What to do »
Print the records below exactly as they appear.

Source records »
######

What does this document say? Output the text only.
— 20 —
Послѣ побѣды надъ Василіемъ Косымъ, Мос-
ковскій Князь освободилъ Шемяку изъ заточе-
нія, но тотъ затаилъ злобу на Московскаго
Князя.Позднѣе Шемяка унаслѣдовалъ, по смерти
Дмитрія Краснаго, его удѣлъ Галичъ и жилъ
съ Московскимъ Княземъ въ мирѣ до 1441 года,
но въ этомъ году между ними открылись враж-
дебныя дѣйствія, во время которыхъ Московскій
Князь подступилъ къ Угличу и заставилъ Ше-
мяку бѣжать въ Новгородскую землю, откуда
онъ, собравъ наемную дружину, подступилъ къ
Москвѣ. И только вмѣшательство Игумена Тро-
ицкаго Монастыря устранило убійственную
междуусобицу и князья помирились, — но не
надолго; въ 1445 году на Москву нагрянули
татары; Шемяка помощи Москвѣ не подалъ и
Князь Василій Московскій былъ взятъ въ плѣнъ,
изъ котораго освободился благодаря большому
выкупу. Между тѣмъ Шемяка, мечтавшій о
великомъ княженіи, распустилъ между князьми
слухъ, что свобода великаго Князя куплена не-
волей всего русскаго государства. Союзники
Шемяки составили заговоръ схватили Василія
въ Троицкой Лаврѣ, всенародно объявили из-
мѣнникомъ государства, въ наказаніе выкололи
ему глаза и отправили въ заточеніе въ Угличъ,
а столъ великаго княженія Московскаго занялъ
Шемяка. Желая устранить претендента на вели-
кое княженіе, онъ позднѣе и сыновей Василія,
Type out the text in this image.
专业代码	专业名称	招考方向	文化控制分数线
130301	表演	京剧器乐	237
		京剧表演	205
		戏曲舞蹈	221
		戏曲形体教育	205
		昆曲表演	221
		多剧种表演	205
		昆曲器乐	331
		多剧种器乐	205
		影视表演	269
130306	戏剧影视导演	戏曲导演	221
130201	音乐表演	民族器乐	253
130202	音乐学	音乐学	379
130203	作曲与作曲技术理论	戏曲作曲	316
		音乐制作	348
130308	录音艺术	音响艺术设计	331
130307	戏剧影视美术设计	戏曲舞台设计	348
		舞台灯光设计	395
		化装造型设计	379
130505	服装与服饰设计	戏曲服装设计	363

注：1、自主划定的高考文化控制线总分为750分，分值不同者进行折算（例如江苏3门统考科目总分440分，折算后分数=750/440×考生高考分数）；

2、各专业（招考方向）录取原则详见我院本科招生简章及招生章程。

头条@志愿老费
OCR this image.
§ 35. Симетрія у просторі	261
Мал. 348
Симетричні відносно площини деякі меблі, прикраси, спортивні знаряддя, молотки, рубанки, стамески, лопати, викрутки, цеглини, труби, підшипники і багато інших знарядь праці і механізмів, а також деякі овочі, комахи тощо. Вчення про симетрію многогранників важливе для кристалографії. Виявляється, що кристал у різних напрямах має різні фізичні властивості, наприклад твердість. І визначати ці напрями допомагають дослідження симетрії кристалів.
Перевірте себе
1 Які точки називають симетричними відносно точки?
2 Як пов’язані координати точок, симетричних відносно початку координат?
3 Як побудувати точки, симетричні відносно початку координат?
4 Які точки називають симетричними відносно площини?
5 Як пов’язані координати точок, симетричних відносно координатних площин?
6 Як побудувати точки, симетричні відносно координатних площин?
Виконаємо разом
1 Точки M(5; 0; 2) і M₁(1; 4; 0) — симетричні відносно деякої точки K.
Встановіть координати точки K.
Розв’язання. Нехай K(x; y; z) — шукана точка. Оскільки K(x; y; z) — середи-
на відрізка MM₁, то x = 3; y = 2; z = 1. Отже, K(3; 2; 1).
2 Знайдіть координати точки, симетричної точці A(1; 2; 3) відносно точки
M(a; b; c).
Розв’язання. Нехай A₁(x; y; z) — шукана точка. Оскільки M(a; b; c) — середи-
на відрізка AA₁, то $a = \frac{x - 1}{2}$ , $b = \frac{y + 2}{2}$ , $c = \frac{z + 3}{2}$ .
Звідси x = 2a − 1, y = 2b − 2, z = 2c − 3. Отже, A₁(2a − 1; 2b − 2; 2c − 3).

######

Output »
What does this document say? Output the text only.
— 20 —
Послѣ побѣды надъ Василіемъ Косымъ, Мос-
ковскій Князь освободилъ Шемяку изъ заточе-
нія, но тотъ затаилъ злобу на Московскаго
Князя.Позднѣе Шемяка унаслѣдовалъ, по смерти
Дмитрія Краснаго, его удѣлъ Галичъ и жилъ
съ Московскимъ Княземъ въ мирѣ до 1441 года,
но въ этомъ году между ними открылись враж-
дебныя дѣйствія, во время которыхъ Московскій
Князь подступилъ къ Угличу и заставилъ Ше-
мяку бѣжать въ Новгородскую землю, откуда
онъ, собравъ наемную дружину, подступилъ къ
Москвѣ. И только вмѣшательство Игумена Тро-
ицкаго Монастыря устранило убійственную
междуусобицу и князья помирились, — но не
надолго; въ 1445 году на Москву нагрянули
татары; Шемяка помощи Москвѣ не подалъ и
Князь Василій Московскій былъ взятъ въ плѣнъ,
изъ котораго освободился благодаря большому
выкупу. Между тѣмъ Шемяка, мечтавшій о
великомъ княженіи, распустилъ между князьми
слухъ, что свобода великаго Князя куплена не-
волей всего русскаго государства. Союзники
Шемяки составили заговоръ схватили Василія
въ Троицкой Лаврѣ, всенародно объявили из-
мѣнникомъ государства, въ наказаніе выкололи
ему глаза и отправили въ заточеніе въ Угличъ,
а столъ великаго княженія Московскаго занялъ
Шемяка. Желая устранить претендента на вели-
кое княженіе, онъ позднѣе и сыновей Василія,
Type out the text in this image.
专业代码	专业名称	招考方向	文化控制分数线
130301	表演	京剧器乐	237
		京剧表演	205
		戏曲舞蹈	221
		戏曲形体教育	205
		昆曲表演	221
		多剧种表演	205
		昆曲器乐	331
		多剧种器乐	205
		影视表演	269
130306	戏剧影视导演	戏曲导演	221
130201	音乐表演	民族器乐	253
130202	音乐学	音乐学	379
130203	作曲与作曲技术理论	戏曲作曲	316
		音乐制作	348
130308	录音艺术	音响艺术设计	331
130307	戏剧影视美术设计	戏曲舞台设计	348
		舞台灯光设计	395
		化装造型设计	379
130505	服装与服饰设计	戏曲服装设计	363

注：1、自主划定的高考文化控制线总分为750分，分值不同者进行折算（例如江苏3门统考科目总分440分，折算后分数=750/440×考生高考分数）；

2、各专业（招考方向）录取原则详见我院本科招生简章及招生章程。

头条@志愿老费
OCR this image.
§ 35. Симетрія у просторі	261
Мал. 348
Симетричні відносно площини деякі меблі, прикраси, спортивні знаряддя, молотки, рубанки, стамески, лопати, викрутки, цеглини, труби, підшипники і багато інших знарядь праці і механізмів, а також деякі овочі, комахи тощо. Вчення про симетрію многогранників важливе для кристалографії. Виявляється, що кристал у різних напрямах має різні фізичні властивості, наприклад твердість. І визначати ці напрями допомагають дослідження симетрії кристалів.
Перевірте себе
1 Які точки називають симетричними відносно точки?
2 Як пов’язані координати точок, симетричних відносно початку координат?
3 Як побудувати точки, симетричні відносно початку координат?
4 Які точки називають симетричними відносно площини?
5 Як пов’язані координати точок, симетричних відносно координатних площин?
6 Як побудувати точки, симетричні відносно координатних площин?
Виконаємо разом
1 Точки M(5; 0; 2) і M₁(1; 4; 0) — симетричні відносно деякої точки K.
Встановіть координати точки K.
Розв’язання. Нехай K(x; y; z) — шукана точка. Оскільки K(x; y; z) — середи-
на відрізка MM₁, то x = 3; y = 2; z = 1. Отже, K(3; 2; 1).
2 Знайдіть координати точки, симетричної точці A(1; 2; 3) відносно точки
M(a; b; c).
Розв’язання. Нехай A₁(x; y; z) — шукана точка. Оскільки M(a; b; c) — середи-
на відрізка AA₁, то $a = \frac{x - 1}{2}$ , $b = \frac{y + 2}{2}$ , $c = \frac{z + 3}{2}$ .
Звідси x = 2a − 1, y = 2b − 2, z = 2c − 3. Отже, A₁(2a − 1; 2b − 2; 2c − 3).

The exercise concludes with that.